[Stored records]
□ □ □ □ □

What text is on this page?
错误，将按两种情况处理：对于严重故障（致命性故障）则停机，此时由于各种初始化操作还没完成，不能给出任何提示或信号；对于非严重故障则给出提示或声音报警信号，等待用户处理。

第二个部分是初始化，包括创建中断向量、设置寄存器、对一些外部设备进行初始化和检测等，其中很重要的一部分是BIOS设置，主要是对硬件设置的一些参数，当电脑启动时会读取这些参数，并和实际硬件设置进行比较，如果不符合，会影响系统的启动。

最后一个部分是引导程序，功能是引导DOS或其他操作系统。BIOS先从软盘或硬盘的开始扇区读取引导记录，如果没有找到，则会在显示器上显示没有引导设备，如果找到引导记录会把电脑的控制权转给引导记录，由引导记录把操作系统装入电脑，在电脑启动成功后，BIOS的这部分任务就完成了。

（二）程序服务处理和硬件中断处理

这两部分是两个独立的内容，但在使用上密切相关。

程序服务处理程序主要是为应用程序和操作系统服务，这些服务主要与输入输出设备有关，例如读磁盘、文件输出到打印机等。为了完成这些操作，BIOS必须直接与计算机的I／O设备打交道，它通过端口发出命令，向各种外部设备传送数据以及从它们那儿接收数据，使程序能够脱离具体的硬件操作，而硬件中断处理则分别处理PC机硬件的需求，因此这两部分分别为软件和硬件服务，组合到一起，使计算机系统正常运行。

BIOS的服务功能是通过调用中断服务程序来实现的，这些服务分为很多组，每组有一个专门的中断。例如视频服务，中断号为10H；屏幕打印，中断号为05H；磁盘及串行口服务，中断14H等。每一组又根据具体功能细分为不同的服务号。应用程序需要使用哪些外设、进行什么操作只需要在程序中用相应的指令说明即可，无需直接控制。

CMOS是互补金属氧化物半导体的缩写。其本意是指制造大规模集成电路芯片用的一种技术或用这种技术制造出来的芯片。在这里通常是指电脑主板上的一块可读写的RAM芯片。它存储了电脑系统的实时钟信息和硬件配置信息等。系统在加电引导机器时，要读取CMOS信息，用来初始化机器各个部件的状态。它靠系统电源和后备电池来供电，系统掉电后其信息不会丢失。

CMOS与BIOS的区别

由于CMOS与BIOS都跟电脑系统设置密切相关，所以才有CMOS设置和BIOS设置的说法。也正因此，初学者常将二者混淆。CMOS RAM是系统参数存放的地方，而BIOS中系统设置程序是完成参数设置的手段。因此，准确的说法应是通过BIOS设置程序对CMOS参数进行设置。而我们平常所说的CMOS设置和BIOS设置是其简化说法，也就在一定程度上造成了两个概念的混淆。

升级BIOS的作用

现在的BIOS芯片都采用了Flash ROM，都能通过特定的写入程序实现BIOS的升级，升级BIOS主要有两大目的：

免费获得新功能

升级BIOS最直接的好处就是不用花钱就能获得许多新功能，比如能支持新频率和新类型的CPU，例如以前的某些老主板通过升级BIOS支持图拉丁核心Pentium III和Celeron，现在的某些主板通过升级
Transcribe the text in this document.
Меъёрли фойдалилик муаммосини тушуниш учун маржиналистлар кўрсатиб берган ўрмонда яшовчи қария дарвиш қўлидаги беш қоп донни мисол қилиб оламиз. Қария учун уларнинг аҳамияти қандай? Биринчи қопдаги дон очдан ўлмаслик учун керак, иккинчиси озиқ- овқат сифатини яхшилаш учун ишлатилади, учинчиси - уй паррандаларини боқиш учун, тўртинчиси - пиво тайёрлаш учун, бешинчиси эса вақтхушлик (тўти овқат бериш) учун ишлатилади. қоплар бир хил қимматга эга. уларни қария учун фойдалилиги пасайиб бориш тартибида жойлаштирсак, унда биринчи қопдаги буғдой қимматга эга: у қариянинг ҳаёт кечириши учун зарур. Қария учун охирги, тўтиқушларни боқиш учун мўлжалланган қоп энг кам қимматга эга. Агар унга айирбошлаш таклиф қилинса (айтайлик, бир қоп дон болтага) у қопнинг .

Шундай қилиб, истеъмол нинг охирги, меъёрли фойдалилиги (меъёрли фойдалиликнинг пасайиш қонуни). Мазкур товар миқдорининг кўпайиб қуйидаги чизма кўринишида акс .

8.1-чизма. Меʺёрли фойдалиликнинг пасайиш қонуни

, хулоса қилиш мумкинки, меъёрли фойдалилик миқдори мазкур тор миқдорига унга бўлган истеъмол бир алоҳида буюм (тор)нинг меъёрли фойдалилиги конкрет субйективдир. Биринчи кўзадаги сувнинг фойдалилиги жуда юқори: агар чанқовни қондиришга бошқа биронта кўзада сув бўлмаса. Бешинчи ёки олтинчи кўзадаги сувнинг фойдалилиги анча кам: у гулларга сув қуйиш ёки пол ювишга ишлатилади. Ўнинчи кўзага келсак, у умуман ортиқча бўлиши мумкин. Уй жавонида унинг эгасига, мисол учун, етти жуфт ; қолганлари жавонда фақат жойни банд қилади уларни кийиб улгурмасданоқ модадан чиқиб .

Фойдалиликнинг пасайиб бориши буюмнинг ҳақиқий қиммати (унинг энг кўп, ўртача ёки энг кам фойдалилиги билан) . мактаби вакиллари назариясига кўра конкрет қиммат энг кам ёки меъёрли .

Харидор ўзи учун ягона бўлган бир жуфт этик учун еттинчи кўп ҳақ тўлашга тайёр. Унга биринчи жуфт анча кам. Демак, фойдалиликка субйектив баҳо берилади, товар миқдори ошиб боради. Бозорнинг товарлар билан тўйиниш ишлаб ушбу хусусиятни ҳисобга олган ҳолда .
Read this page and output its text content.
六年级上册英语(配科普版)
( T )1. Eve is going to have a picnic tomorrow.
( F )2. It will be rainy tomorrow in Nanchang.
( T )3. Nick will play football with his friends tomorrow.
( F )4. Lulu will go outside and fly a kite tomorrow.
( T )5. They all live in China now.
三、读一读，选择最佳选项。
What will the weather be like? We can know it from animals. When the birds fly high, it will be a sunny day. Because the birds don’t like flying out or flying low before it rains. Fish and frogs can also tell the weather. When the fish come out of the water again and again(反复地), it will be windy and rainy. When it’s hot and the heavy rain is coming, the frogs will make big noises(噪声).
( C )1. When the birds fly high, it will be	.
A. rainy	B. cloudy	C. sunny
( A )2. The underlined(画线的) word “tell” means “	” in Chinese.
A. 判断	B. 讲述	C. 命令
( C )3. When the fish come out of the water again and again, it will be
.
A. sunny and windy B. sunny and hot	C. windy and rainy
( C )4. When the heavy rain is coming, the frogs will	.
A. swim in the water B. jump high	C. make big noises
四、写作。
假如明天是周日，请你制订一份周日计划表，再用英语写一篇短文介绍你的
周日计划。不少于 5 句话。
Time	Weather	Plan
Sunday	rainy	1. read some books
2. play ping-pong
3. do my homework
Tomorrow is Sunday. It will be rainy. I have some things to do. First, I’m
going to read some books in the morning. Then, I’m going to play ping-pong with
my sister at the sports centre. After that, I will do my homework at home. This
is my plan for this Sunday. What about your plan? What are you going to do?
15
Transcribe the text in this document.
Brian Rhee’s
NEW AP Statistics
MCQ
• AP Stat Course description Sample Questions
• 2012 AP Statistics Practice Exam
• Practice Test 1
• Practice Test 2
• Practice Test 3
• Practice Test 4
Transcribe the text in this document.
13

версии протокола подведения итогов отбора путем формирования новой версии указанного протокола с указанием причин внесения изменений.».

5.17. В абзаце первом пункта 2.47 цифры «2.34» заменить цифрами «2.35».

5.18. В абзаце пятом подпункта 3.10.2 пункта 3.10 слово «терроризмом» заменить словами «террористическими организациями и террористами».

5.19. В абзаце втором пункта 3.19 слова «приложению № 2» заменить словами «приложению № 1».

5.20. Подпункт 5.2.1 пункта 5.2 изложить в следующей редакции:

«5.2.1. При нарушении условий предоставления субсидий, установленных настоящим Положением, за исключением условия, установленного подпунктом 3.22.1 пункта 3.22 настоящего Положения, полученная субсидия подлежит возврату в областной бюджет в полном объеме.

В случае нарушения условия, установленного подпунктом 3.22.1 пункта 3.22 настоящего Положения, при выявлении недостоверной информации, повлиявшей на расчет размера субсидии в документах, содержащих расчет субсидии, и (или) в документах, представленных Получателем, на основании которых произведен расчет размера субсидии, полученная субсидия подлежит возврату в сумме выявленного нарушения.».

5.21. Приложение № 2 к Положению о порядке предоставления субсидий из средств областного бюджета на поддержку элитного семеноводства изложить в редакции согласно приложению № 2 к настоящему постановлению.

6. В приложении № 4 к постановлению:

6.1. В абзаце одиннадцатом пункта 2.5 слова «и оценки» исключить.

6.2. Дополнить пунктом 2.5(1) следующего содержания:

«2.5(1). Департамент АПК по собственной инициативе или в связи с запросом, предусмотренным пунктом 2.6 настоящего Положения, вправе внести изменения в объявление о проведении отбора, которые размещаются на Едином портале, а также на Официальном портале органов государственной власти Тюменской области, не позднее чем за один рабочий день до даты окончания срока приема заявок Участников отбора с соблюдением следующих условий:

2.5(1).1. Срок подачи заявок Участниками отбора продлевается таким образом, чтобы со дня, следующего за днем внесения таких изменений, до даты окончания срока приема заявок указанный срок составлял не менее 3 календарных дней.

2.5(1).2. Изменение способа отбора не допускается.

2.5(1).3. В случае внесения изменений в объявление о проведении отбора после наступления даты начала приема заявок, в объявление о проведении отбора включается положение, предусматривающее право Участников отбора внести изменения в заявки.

□ □ □ □ □

▶ [Do this]:
Filter the entries down to the lines with the word "условия" in them.

▶ [Reply]:
«5.2.1. При нарушении условий предоставления субсидий, установленных настоящим Положением, за исключением условия, установленного подпунктом 3.22.1 пункта 3.22 настоящего Положения, полученная субсидия подлежит возврату в областной бюджет в полном объеме.
В случае нарушения условия, установленного подпунктом 3.22.1 пункта 3.22 настоящего Положения, при выявлении недостоверной информации, повлиявшей на расчет размера субсидии в документах, содержащих расчет субсидии, и (или) в документах, представленных Получателем, на основании которых произведен расчет размера субсидии, полученная субсидия подлежит возврату в сумме выявленного нарушения.».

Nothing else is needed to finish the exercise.